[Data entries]
== == ==
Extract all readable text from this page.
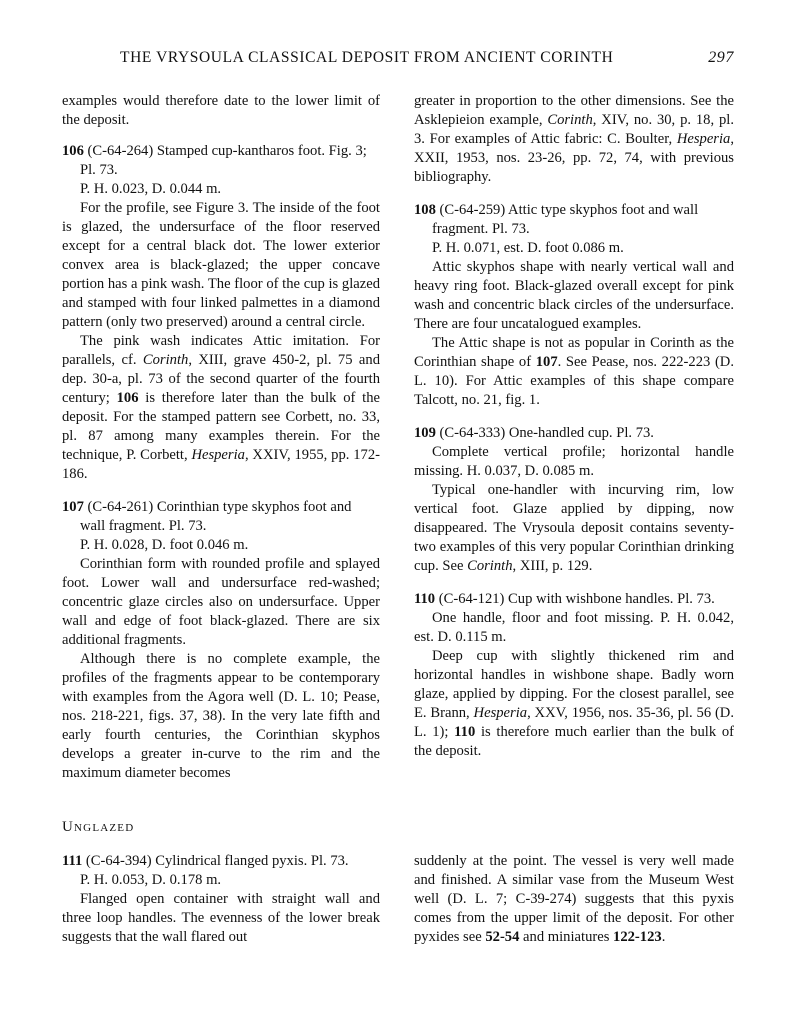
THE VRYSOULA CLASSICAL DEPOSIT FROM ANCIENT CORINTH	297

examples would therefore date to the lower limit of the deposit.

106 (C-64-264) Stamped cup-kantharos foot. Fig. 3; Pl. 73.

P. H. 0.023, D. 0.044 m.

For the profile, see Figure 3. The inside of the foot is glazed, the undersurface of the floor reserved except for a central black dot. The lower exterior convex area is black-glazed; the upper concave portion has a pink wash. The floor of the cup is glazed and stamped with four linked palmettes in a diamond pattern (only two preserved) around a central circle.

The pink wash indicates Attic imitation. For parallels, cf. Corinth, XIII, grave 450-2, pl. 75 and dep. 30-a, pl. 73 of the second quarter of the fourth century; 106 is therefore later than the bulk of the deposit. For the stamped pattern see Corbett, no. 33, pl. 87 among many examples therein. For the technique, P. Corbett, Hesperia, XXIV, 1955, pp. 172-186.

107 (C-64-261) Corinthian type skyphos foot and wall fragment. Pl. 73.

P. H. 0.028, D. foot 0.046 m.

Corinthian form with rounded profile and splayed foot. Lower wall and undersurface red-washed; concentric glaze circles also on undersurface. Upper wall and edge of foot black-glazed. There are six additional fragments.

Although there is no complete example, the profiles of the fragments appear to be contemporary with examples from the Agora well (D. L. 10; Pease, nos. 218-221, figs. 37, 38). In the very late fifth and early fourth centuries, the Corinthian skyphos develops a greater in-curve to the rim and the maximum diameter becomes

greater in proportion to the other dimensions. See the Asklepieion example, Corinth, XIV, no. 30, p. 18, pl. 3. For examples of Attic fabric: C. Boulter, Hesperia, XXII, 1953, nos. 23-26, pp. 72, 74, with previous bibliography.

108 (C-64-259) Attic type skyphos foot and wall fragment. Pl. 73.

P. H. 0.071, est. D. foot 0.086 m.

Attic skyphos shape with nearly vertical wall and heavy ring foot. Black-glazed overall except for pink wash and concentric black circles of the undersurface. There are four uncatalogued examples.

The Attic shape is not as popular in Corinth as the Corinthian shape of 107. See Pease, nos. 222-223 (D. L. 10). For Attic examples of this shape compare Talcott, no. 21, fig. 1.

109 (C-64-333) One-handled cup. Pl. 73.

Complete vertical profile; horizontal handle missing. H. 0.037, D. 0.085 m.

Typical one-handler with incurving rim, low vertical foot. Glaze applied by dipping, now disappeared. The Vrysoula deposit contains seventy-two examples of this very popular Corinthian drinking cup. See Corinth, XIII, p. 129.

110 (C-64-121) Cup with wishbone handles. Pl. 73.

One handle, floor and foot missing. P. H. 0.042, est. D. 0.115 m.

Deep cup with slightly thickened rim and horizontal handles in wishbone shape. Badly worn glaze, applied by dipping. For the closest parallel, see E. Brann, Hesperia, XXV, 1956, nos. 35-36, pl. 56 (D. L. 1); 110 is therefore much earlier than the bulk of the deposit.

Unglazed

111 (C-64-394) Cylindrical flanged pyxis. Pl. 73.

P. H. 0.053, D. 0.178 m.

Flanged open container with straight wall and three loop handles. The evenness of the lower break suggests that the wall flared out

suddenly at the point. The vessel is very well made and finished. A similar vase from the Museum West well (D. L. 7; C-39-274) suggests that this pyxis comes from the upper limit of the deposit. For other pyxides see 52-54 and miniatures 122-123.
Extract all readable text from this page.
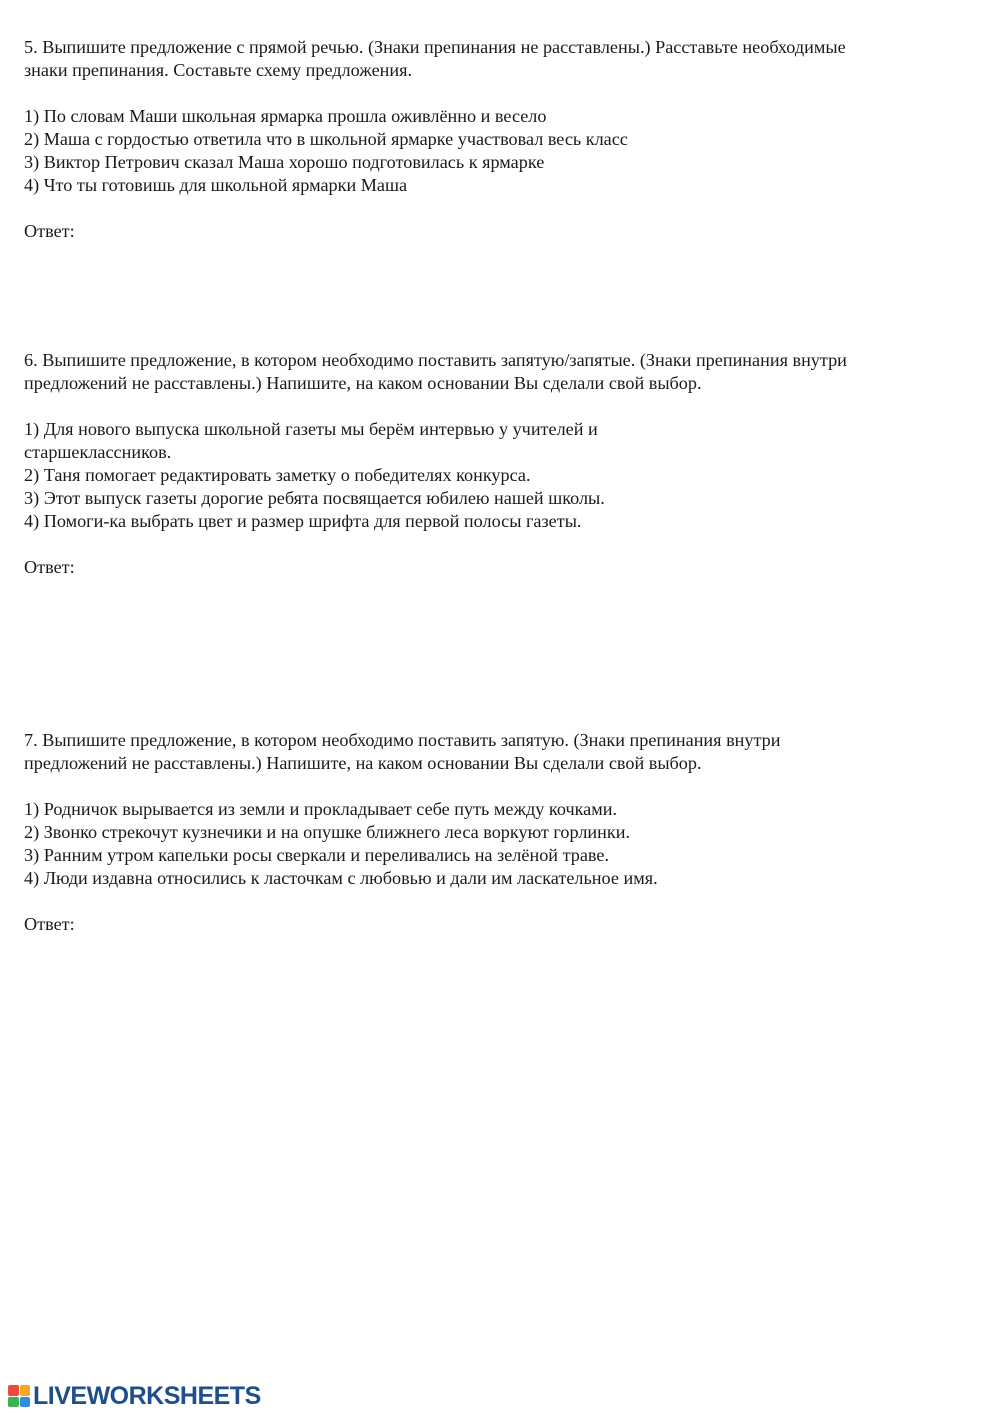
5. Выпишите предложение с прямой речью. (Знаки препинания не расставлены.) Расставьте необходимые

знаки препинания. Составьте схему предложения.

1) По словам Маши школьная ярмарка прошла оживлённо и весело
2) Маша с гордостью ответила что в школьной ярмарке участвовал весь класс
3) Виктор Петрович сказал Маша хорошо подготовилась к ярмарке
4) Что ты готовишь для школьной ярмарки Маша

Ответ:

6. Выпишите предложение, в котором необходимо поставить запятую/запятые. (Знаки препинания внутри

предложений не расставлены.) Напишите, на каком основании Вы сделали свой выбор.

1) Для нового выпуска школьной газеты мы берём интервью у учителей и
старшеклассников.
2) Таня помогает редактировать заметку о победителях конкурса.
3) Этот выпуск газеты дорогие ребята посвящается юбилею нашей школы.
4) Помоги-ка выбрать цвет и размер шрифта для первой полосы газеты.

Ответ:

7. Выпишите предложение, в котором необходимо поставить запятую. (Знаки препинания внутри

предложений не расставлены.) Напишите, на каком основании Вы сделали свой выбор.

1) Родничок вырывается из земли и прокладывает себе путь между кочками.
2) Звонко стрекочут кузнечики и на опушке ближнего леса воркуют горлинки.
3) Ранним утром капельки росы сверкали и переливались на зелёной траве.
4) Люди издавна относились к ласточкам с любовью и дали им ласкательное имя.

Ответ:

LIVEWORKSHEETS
== == ==
### Short exercise
Which lines of the data above contain "Corinthian"? Copy each one.

### Response below
107 (C-64-261) Corinthian type skyphos foot and wall fragment. Pl. 73.
Corinthian form with rounded profile and splayed foot. Lower wall and undersurface red-washed; concentric glaze circles also on undersurface. Upper wall and edge of foot black-glazed. There are six additional fragments.
Although there is no complete example, the profiles of the fragments appear to be contemporary with examples from the Agora well (D. L. 10; Pease, nos. 218-221, figs. 37, 38). In the very late fifth and early fourth centuries, the Corinthian skyphos develops a greater in-curve to the rim and the maximum diameter becomes
The Attic shape is not as popular in Corinth as the Corinthian shape of 107. See Pease, nos. 222-223 (D. L. 10). For Attic examples of this shape compare Talcott, no. 21, fig. 1.
Typical one-handler with incurving rim, low vertical foot. Glaze applied by dipping, now disappeared. The Vrysoula deposit contains seventy-two examples of this very popular Corinthian drinking cup. See Corinth, XIII, p. 129.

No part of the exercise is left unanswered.